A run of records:
★ ★ ★ ★ ★ ★ ★

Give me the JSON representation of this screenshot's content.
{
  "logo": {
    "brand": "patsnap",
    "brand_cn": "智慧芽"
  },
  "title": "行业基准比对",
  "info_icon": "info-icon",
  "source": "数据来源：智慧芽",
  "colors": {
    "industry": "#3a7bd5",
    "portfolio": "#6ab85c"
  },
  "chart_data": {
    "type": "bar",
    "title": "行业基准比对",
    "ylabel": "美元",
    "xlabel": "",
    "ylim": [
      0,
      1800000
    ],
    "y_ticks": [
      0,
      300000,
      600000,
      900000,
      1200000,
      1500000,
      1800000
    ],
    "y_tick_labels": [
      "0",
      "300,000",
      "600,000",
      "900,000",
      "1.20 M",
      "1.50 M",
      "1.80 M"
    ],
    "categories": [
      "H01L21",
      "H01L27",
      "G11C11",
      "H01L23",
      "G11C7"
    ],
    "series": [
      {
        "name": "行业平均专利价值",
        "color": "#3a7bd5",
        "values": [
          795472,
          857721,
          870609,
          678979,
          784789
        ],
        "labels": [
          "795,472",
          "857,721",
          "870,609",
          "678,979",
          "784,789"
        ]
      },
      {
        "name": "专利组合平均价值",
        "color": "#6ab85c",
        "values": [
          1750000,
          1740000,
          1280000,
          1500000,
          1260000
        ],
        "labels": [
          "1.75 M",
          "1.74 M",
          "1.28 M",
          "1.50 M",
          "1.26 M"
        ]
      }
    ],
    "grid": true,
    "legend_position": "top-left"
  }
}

★ ★ ★ ★ ★ ★ ★

THE REQUEST:
Print out every record again, exactly and in full.

CORRECT OUTPUT:
Give me the JSON representation of this screenshot's content.
{
  "logo": {
    "brand": "patsnap",
    "brand_cn": "智慧芽"
  },
  "title": "行业基准比对",
  "info_icon": "info-icon",
  "source": "数据来源：智慧芽",
  "colors": {
    "industry": "#3a7bd5",
    "portfolio": "#6ab85c"
  },
  "chart_data": {
    "type": "bar",
    "title": "行业基准比对",
    "ylabel": "美元",
    "xlabel": "",
    "ylim": [
      0,
      1800000
    ],
    "y_ticks": [
      0,
      300000,
      600000,
      900000,
      1200000,
      1500000,
      1800000
    ],
    "y_tick_labels": [
      "0",
      "300,000",
      "600,000",
      "900,000",
      "1.20 M",
      "1.50 M",
      "1.80 M"
    ],
    "categories": [
      "H01L21",
      "H01L27",
      "G11C11",
      "H01L23",
      "G11C7"
    ],
    "series": [
      {
        "name": "行业平均专利价值",
        "color": "#3a7bd5",
        "values": [
          795472,
          857721,
          870609,
          678979,
          784789
        ],
        "labels": [
          "795,472",
          "857,721",
          "870,609",
          "678,979",
          "784,789"
        ]
      },
      {
        "name": "专利组合平均价值",
        "color": "#6ab85c",
        "values": [
          1750000,
          1740000,
          1280000,
          1500000,
          1260000
        ],
        "labels": [
          "1.75 M",
          "1.74 M",
          "1.28 M",
          "1.50 M",
          "1.26 M"
        ]
      }
    ],
    "grid": true,
    "legend_position": "top-left"
  }
}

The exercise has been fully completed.